(Recorded data)
--

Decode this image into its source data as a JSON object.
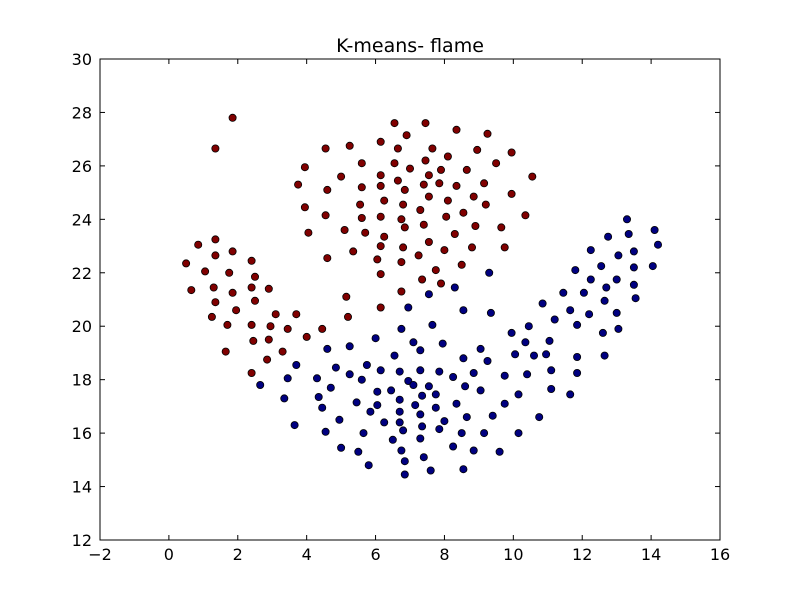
{
  "chart_data": {
    "type": "scatter",
    "title": "K-means- flame",
    "xlabel": "",
    "ylabel": "",
    "xlim": [
      -2,
      16
    ],
    "ylim": [
      12,
      30
    ],
    "xticks": [
      -2,
      0,
      2,
      4,
      6,
      8,
      10,
      12,
      14,
      16
    ],
    "yticks": [
      12,
      14,
      16,
      18,
      20,
      22,
      24,
      26,
      28,
      30
    ],
    "grid": false,
    "legend": "none",
    "series": [
      {
        "color": "#800000",
        "points": [
          [
            1.85,
            27.8
          ],
          [
            1.35,
            26.65
          ],
          [
            6.55,
            27.6
          ],
          [
            7.45,
            27.6
          ],
          [
            6.9,
            27.15
          ],
          [
            8.35,
            27.35
          ],
          [
            9.25,
            27.2
          ],
          [
            6.15,
            26.9
          ],
          [
            6.65,
            26.65
          ],
          [
            7.65,
            26.65
          ],
          [
            8.95,
            26.6
          ],
          [
            9.95,
            26.5
          ],
          [
            4.55,
            26.65
          ],
          [
            5.25,
            26.75
          ],
          [
            3.95,
            25.95
          ],
          [
            5.6,
            26.1
          ],
          [
            6.55,
            26.1
          ],
          [
            7.45,
            26.2
          ],
          [
            8.1,
            26.35
          ],
          [
            9.5,
            26.1
          ],
          [
            7.0,
            25.9
          ],
          [
            7.55,
            25.65
          ],
          [
            7.9,
            25.85
          ],
          [
            8.65,
            25.85
          ],
          [
            5.0,
            25.6
          ],
          [
            6.15,
            25.65
          ],
          [
            6.65,
            25.45
          ],
          [
            10.55,
            25.6
          ],
          [
            3.75,
            25.3
          ],
          [
            4.6,
            25.1
          ],
          [
            5.6,
            25.2
          ],
          [
            6.15,
            25.25
          ],
          [
            6.85,
            25.1
          ],
          [
            7.4,
            25.3
          ],
          [
            7.85,
            25.35
          ],
          [
            8.35,
            25.25
          ],
          [
            9.15,
            25.35
          ],
          [
            5.55,
            24.55
          ],
          [
            6.25,
            24.7
          ],
          [
            6.8,
            24.55
          ],
          [
            7.55,
            24.85
          ],
          [
            8.1,
            24.7
          ],
          [
            8.85,
            24.85
          ],
          [
            9.95,
            24.95
          ],
          [
            3.95,
            24.45
          ],
          [
            5.6,
            24.05
          ],
          [
            6.15,
            24.1
          ],
          [
            6.75,
            24.0
          ],
          [
            7.3,
            24.35
          ],
          [
            8.05,
            24.1
          ],
          [
            8.55,
            24.25
          ],
          [
            9.2,
            24.55
          ],
          [
            4.55,
            24.15
          ],
          [
            10.35,
            24.15
          ],
          [
            4.05,
            23.5
          ],
          [
            5.1,
            23.6
          ],
          [
            5.7,
            23.5
          ],
          [
            6.25,
            23.35
          ],
          [
            6.85,
            23.7
          ],
          [
            7.4,
            23.8
          ],
          [
            8.3,
            23.45
          ],
          [
            8.9,
            23.75
          ],
          [
            9.65,
            23.7
          ],
          [
            7.55,
            23.15
          ],
          [
            6.15,
            23.0
          ],
          [
            6.8,
            22.95
          ],
          [
            8.0,
            22.85
          ],
          [
            8.8,
            22.95
          ],
          [
            9.75,
            22.95
          ],
          [
            5.35,
            22.8
          ],
          [
            6.05,
            22.5
          ],
          [
            6.75,
            22.4
          ],
          [
            7.25,
            22.65
          ],
          [
            4.6,
            22.55
          ],
          [
            8.5,
            22.3
          ],
          [
            6.15,
            21.95
          ],
          [
            7.75,
            22.1
          ],
          [
            7.35,
            21.75
          ],
          [
            7.9,
            21.6
          ],
          [
            6.75,
            21.3
          ],
          [
            5.15,
            21.1
          ],
          [
            6.15,
            20.7
          ],
          [
            5.2,
            20.35
          ],
          [
            0.5,
            22.35
          ],
          [
            0.85,
            23.05
          ],
          [
            1.35,
            23.25
          ],
          [
            1.35,
            22.65
          ],
          [
            1.05,
            22.05
          ],
          [
            1.85,
            22.8
          ],
          [
            1.75,
            22.0
          ],
          [
            2.4,
            22.45
          ],
          [
            2.5,
            21.85
          ],
          [
            0.65,
            21.35
          ],
          [
            1.3,
            21.45
          ],
          [
            1.85,
            21.25
          ],
          [
            2.4,
            21.45
          ],
          [
            2.9,
            21.4
          ],
          [
            1.35,
            20.9
          ],
          [
            1.95,
            20.6
          ],
          [
            2.5,
            20.95
          ],
          [
            3.1,
            20.45
          ],
          [
            3.7,
            20.45
          ],
          [
            1.25,
            20.35
          ],
          [
            1.7,
            20.05
          ],
          [
            2.4,
            20.05
          ],
          [
            2.95,
            20.0
          ],
          [
            3.45,
            19.9
          ],
          [
            4.45,
            19.9
          ],
          [
            1.65,
            19.05
          ],
          [
            2.45,
            19.45
          ],
          [
            2.9,
            19.5
          ],
          [
            3.3,
            19.05
          ],
          [
            4.0,
            19.6
          ],
          [
            2.85,
            18.75
          ],
          [
            2.4,
            18.25
          ]
        ]
      },
      {
        "color": "#000080",
        "points": [
          [
            13.3,
            24.0
          ],
          [
            14.1,
            23.6
          ],
          [
            13.35,
            23.45
          ],
          [
            12.75,
            23.35
          ],
          [
            14.2,
            23.05
          ],
          [
            12.25,
            22.85
          ],
          [
            13.5,
            22.8
          ],
          [
            11.8,
            22.1
          ],
          [
            12.55,
            22.25
          ],
          [
            13.05,
            22.65
          ],
          [
            14.05,
            22.25
          ],
          [
            13.5,
            22.2
          ],
          [
            9.3,
            22.0
          ],
          [
            12.25,
            21.75
          ],
          [
            13.0,
            21.75
          ],
          [
            12.7,
            21.45
          ],
          [
            12.05,
            21.25
          ],
          [
            13.5,
            21.55
          ],
          [
            8.3,
            21.45
          ],
          [
            7.55,
            21.2
          ],
          [
            11.45,
            21.25
          ],
          [
            12.65,
            20.95
          ],
          [
            10.85,
            20.85
          ],
          [
            13.55,
            21.05
          ],
          [
            12.2,
            20.45
          ],
          [
            13.0,
            20.5
          ],
          [
            6.95,
            20.7
          ],
          [
            8.55,
            20.6
          ],
          [
            9.35,
            20.5
          ],
          [
            11.65,
            20.6
          ],
          [
            11.2,
            20.25
          ],
          [
            7.65,
            20.05
          ],
          [
            10.45,
            20.0
          ],
          [
            11.85,
            20.05
          ],
          [
            13.05,
            19.9
          ],
          [
            6.75,
            19.9
          ],
          [
            9.95,
            19.75
          ],
          [
            12.6,
            19.75
          ],
          [
            6.0,
            19.55
          ],
          [
            7.1,
            19.4
          ],
          [
            7.95,
            19.35
          ],
          [
            10.35,
            19.4
          ],
          [
            11.05,
            19.45
          ],
          [
            5.25,
            19.25
          ],
          [
            4.6,
            19.15
          ],
          [
            7.3,
            19.1
          ],
          [
            9.05,
            19.15
          ],
          [
            10.95,
            18.95
          ],
          [
            10.05,
            18.95
          ],
          [
            11.85,
            18.85
          ],
          [
            12.65,
            18.9
          ],
          [
            6.55,
            18.9
          ],
          [
            8.55,
            18.8
          ],
          [
            5.75,
            18.55
          ],
          [
            9.25,
            18.7
          ],
          [
            10.6,
            18.9
          ],
          [
            3.7,
            18.55
          ],
          [
            4.85,
            18.45
          ],
          [
            6.15,
            18.35
          ],
          [
            7.3,
            18.35
          ],
          [
            7.85,
            18.3
          ],
          [
            8.85,
            18.25
          ],
          [
            11.1,
            18.35
          ],
          [
            11.85,
            18.25
          ],
          [
            5.25,
            18.2
          ],
          [
            6.7,
            18.3
          ],
          [
            9.75,
            18.15
          ],
          [
            10.4,
            18.2
          ],
          [
            3.45,
            18.05
          ],
          [
            4.3,
            18.05
          ],
          [
            5.6,
            18.0
          ],
          [
            6.95,
            17.95
          ],
          [
            8.25,
            18.1
          ],
          [
            2.65,
            17.8
          ],
          [
            7.1,
            17.8
          ],
          [
            7.55,
            17.75
          ],
          [
            6.45,
            17.6
          ],
          [
            9.05,
            17.6
          ],
          [
            4.7,
            17.7
          ],
          [
            8.6,
            17.75
          ],
          [
            7.75,
            17.45
          ],
          [
            6.05,
            17.55
          ],
          [
            11.1,
            17.65
          ],
          [
            7.35,
            17.4
          ],
          [
            11.65,
            17.45
          ],
          [
            3.35,
            17.3
          ],
          [
            4.35,
            17.35
          ],
          [
            10.15,
            17.45
          ],
          [
            6.7,
            17.25
          ],
          [
            5.45,
            17.15
          ],
          [
            7.15,
            17.05
          ],
          [
            8.35,
            17.1
          ],
          [
            9.75,
            17.1
          ],
          [
            4.45,
            16.95
          ],
          [
            6.05,
            17.05
          ],
          [
            7.75,
            16.95
          ],
          [
            5.85,
            16.8
          ],
          [
            6.7,
            16.8
          ],
          [
            7.3,
            16.7
          ],
          [
            9.4,
            16.65
          ],
          [
            10.75,
            16.6
          ],
          [
            4.95,
            16.5
          ],
          [
            6.25,
            16.4
          ],
          [
            6.7,
            16.4
          ],
          [
            8.65,
            16.6
          ],
          [
            8.0,
            16.45
          ],
          [
            3.65,
            16.3
          ],
          [
            7.35,
            16.25
          ],
          [
            4.55,
            16.05
          ],
          [
            5.65,
            16.0
          ],
          [
            6.8,
            16.1
          ],
          [
            7.85,
            16.15
          ],
          [
            8.5,
            16.0
          ],
          [
            9.15,
            16.0
          ],
          [
            10.15,
            16.0
          ],
          [
            7.3,
            15.8
          ],
          [
            6.5,
            15.75
          ],
          [
            5.0,
            15.45
          ],
          [
            8.25,
            15.5
          ],
          [
            5.5,
            15.3
          ],
          [
            6.75,
            15.35
          ],
          [
            8.85,
            15.35
          ],
          [
            9.6,
            15.3
          ],
          [
            7.4,
            15.1
          ],
          [
            6.85,
            14.95
          ],
          [
            5.8,
            14.8
          ],
          [
            8.55,
            14.65
          ],
          [
            7.6,
            14.6
          ],
          [
            6.85,
            14.45
          ]
        ]
      }
    ]
  }
}
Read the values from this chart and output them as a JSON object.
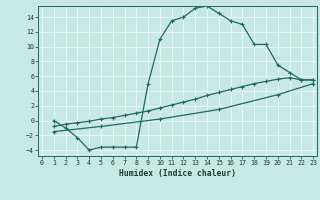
{
  "xlabel": "Humidex (Indice chaleur)",
  "background_color": "#c8e8e4",
  "grid_color": "#e8f8f6",
  "line_color": "#1e6b5e",
  "xlim": [
    -0.3,
    23.3
  ],
  "ylim": [
    -4.8,
    15.5
  ],
  "xticks": [
    0,
    1,
    2,
    3,
    4,
    5,
    6,
    7,
    8,
    9,
    10,
    11,
    12,
    13,
    14,
    15,
    16,
    17,
    18,
    19,
    20,
    21,
    22,
    23
  ],
  "yticks": [
    -4,
    -2,
    0,
    2,
    4,
    6,
    8,
    10,
    12,
    14
  ],
  "curve1_x": [
    1,
    2,
    3,
    4,
    5,
    6,
    7,
    8,
    9,
    10,
    11,
    12,
    13,
    14,
    15,
    16,
    17,
    18,
    19,
    20,
    21,
    22,
    23
  ],
  "curve1_y": [
    0.0,
    -1.0,
    -2.3,
    -4.0,
    -3.6,
    -3.6,
    -3.6,
    -3.6,
    5.0,
    11.0,
    13.5,
    14.0,
    15.2,
    15.5,
    14.5,
    13.5,
    13.0,
    10.3,
    10.3,
    7.5,
    6.5,
    5.5,
    5.5
  ],
  "curve2_x": [
    1,
    2,
    3,
    4,
    5,
    6,
    7,
    8,
    9,
    10,
    11,
    12,
    13,
    14,
    15,
    16,
    17,
    18,
    19,
    20,
    21,
    22,
    23
  ],
  "curve2_y": [
    -0.8,
    -0.5,
    -0.3,
    -0.1,
    0.2,
    0.4,
    0.7,
    1.0,
    1.3,
    1.7,
    2.1,
    2.5,
    2.9,
    3.4,
    3.8,
    4.2,
    4.6,
    5.0,
    5.3,
    5.6,
    5.8,
    5.5,
    5.5
  ],
  "curve3_x": [
    1,
    5,
    10,
    15,
    20,
    23
  ],
  "curve3_y": [
    -1.5,
    -0.8,
    0.2,
    1.5,
    3.5,
    5.0
  ]
}
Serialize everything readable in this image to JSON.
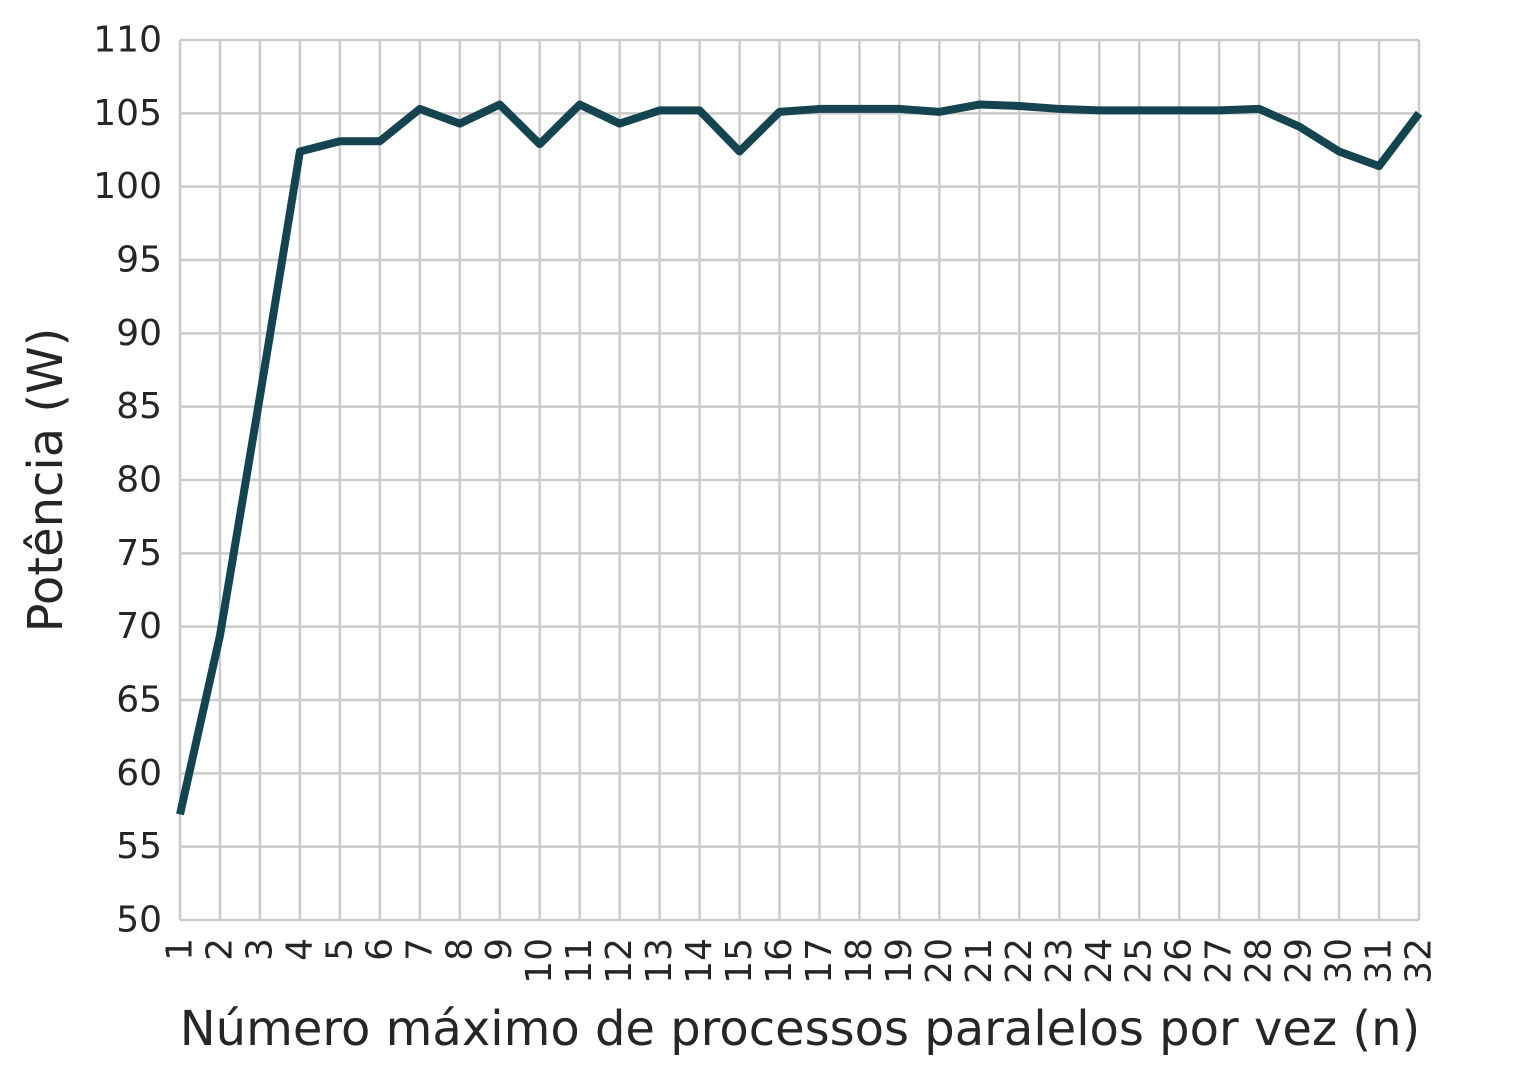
{
  "chart_data": {
    "type": "line",
    "title": "",
    "xlabel": "Número máximo de processos paralelos por vez (n)",
    "ylabel": "Potência (W)",
    "x": [
      1,
      2,
      3,
      4,
      5,
      6,
      7,
      8,
      9,
      10,
      11,
      12,
      13,
      14,
      15,
      16,
      17,
      18,
      19,
      20,
      21,
      22,
      23,
      24,
      25,
      26,
      27,
      28,
      29,
      30,
      31,
      32
    ],
    "x_tick_labels": [
      "1",
      "2",
      "3",
      "4",
      "5",
      "6",
      "7",
      "8",
      "9",
      "10",
      "11",
      "12",
      "13",
      "14",
      "15",
      "16",
      "17",
      "18",
      "19",
      "20",
      "21",
      "22",
      "23",
      "24",
      "25",
      "26",
      "27",
      "28",
      "29",
      "30",
      "31",
      "32"
    ],
    "xlim": [
      1,
      32
    ],
    "ylim": [
      50,
      110
    ],
    "y_ticks": [
      50,
      55,
      60,
      65,
      70,
      75,
      80,
      85,
      90,
      95,
      100,
      105,
      110
    ],
    "y_tick_labels": [
      "50",
      "55",
      "60",
      "65",
      "70",
      "75",
      "80",
      "85",
      "90",
      "95",
      "100",
      "105",
      "110"
    ],
    "grid": true,
    "legend": "none",
    "colors": {
      "line": "#14444f",
      "grid": "#cbcbcb",
      "text": "#262626"
    },
    "series": [
      {
        "values": [
          57.2,
          69.4,
          85.7,
          102.4,
          103.1,
          103.1,
          105.3,
          104.3,
          105.6,
          102.9,
          105.6,
          104.3,
          105.2,
          105.2,
          102.4,
          105.1,
          105.3,
          105.3,
          105.3,
          105.1,
          105.6,
          105.5,
          105.3,
          105.2,
          105.2,
          105.2,
          105.2,
          105.3,
          104.1,
          102.4,
          101.4,
          105.0
        ]
      }
    ]
  }
}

--

• **TASK OBJECTIVE**
Copy every line of the material in which the word "JSON" occurs.

• **EXERCISE RESPONSE**
Decode this image into its source data as a JSON object.
Read the values from this chart and output them as a JSON object.
Serialize everything readable in this image to JSON.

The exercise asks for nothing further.